Goal of the exercise.
Copy every line of the entries that includes the word "Maehwa".

Data entries:
**********
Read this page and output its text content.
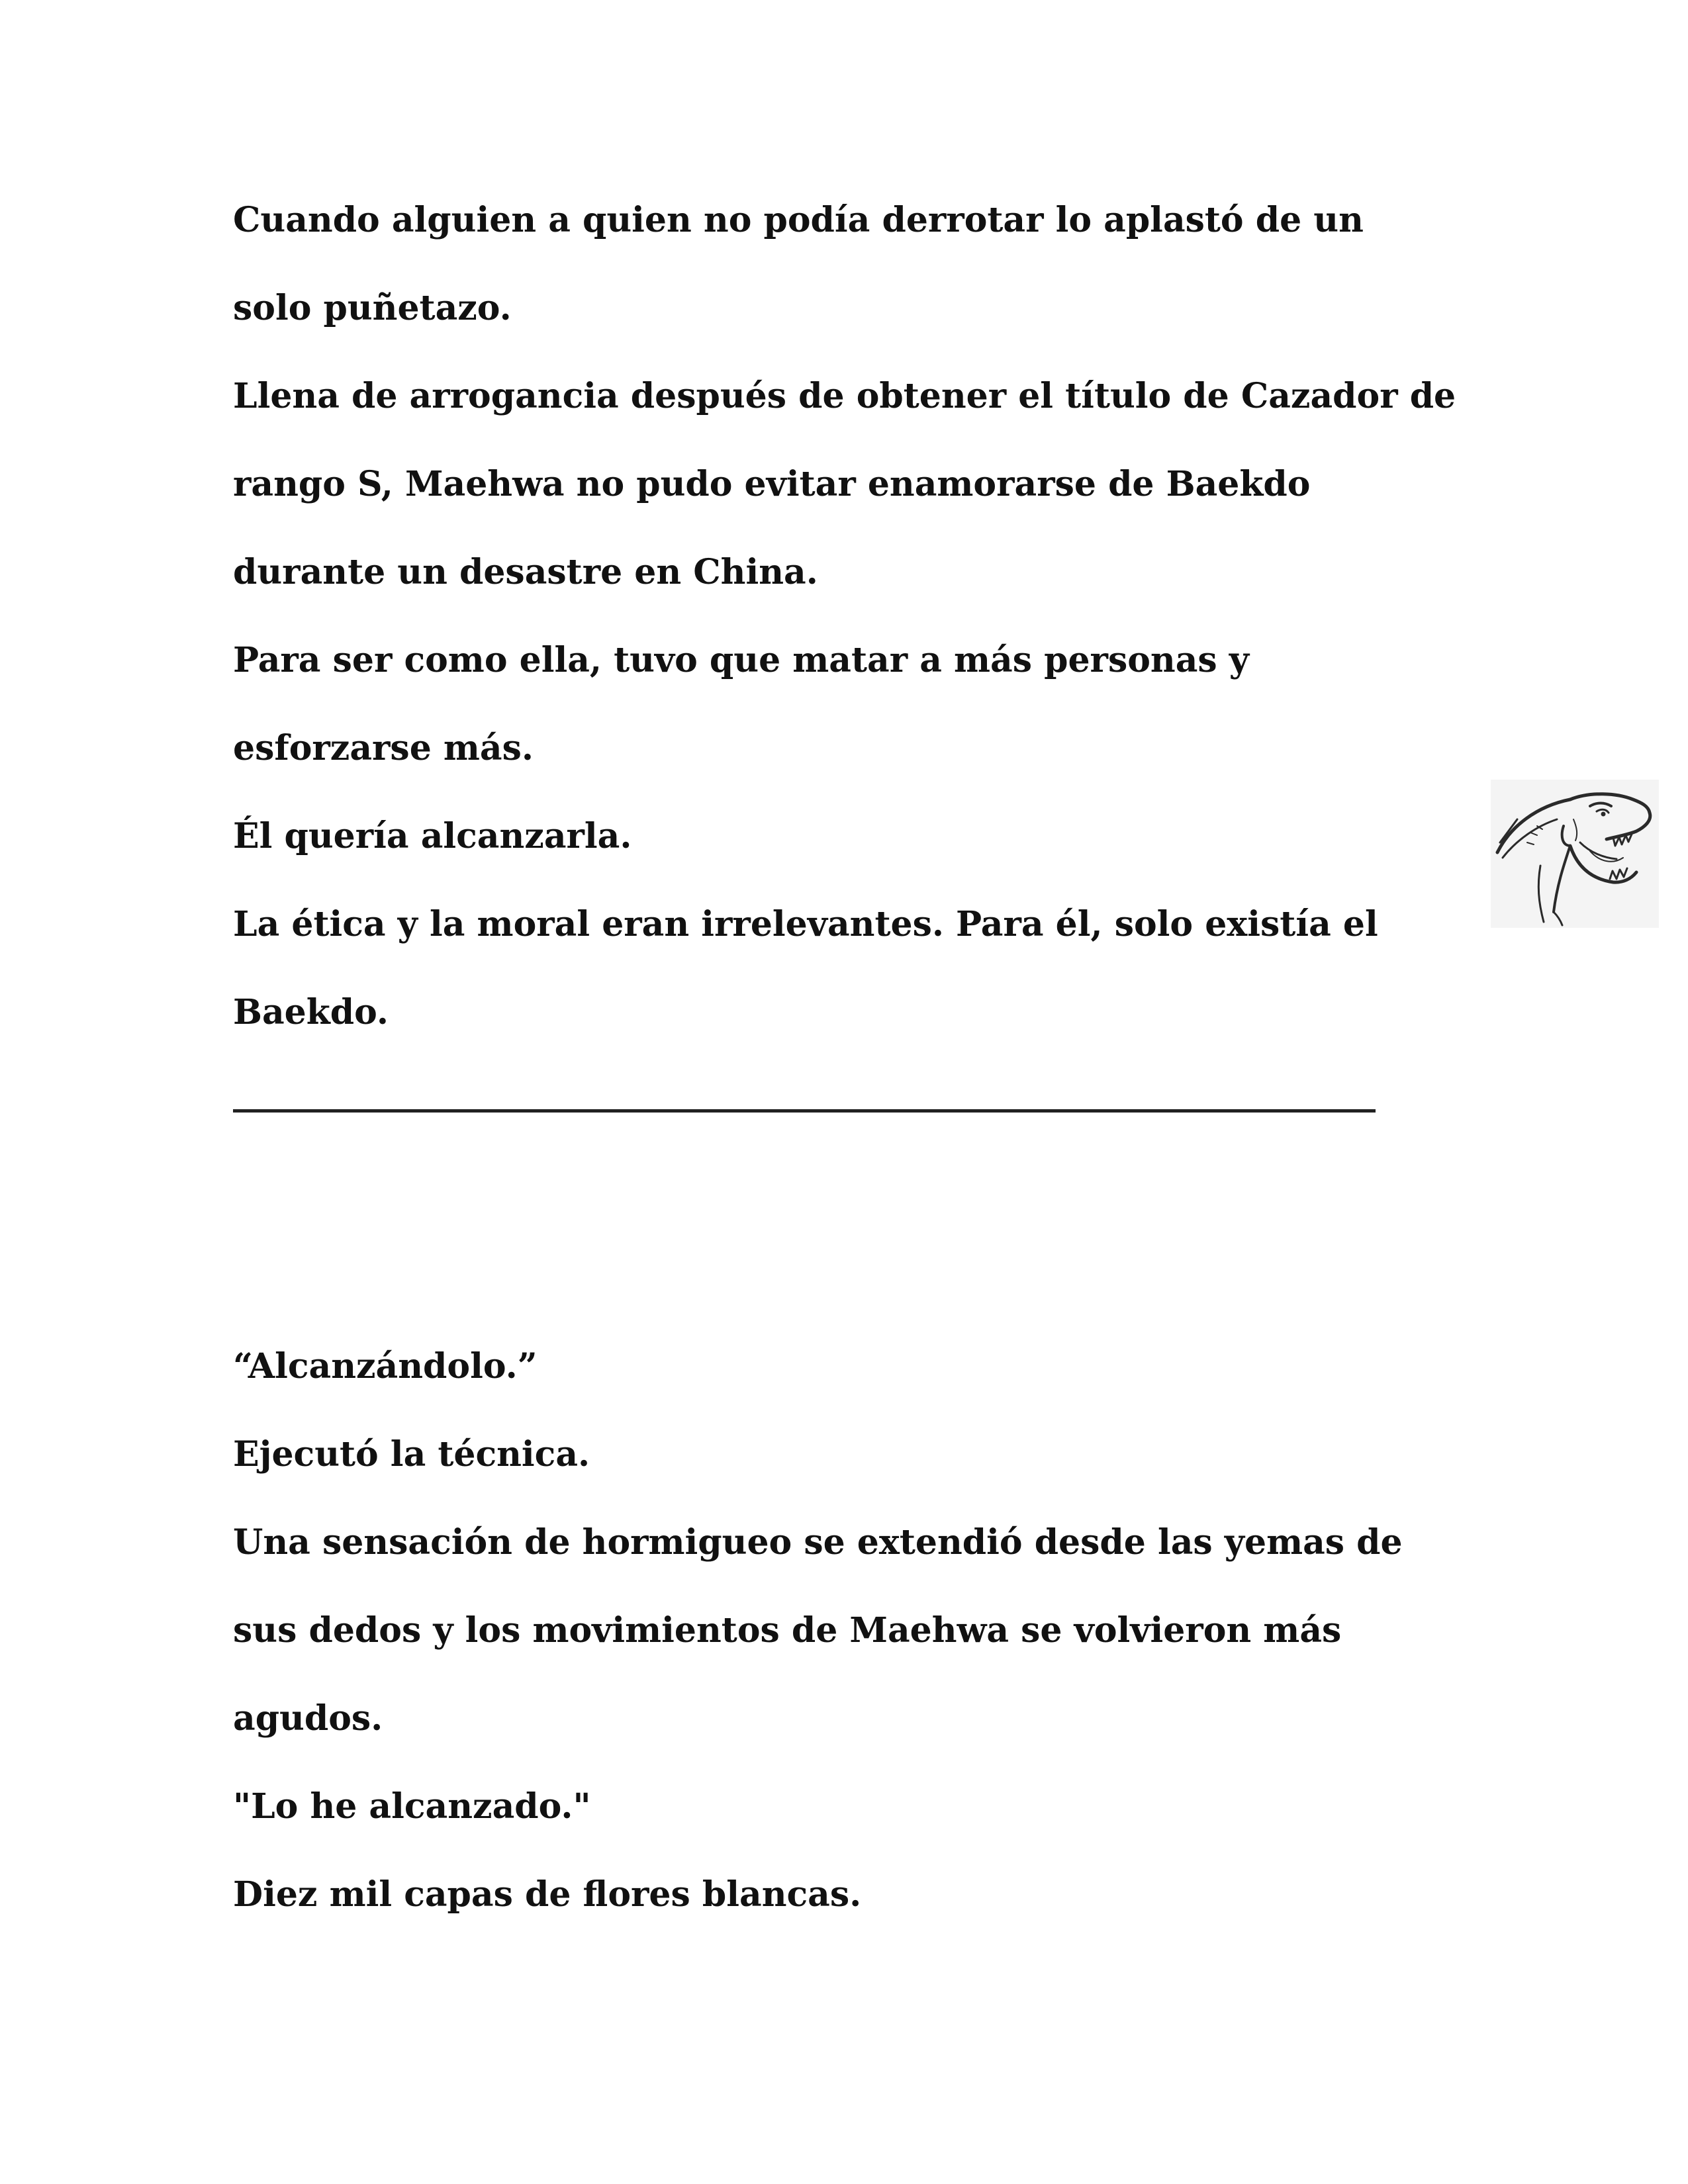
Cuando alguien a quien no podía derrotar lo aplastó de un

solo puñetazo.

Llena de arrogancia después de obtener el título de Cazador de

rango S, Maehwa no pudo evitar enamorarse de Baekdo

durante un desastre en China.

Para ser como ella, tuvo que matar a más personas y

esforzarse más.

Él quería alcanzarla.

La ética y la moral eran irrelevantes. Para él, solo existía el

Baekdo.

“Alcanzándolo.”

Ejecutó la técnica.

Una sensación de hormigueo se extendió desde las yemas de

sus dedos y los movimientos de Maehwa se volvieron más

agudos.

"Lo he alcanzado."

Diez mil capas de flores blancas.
**********
Output for this exercise.
rango S, Maehwa no pudo evitar enamorarse de Baekdo
sus dedos y los movimientos de Maehwa se volvieron más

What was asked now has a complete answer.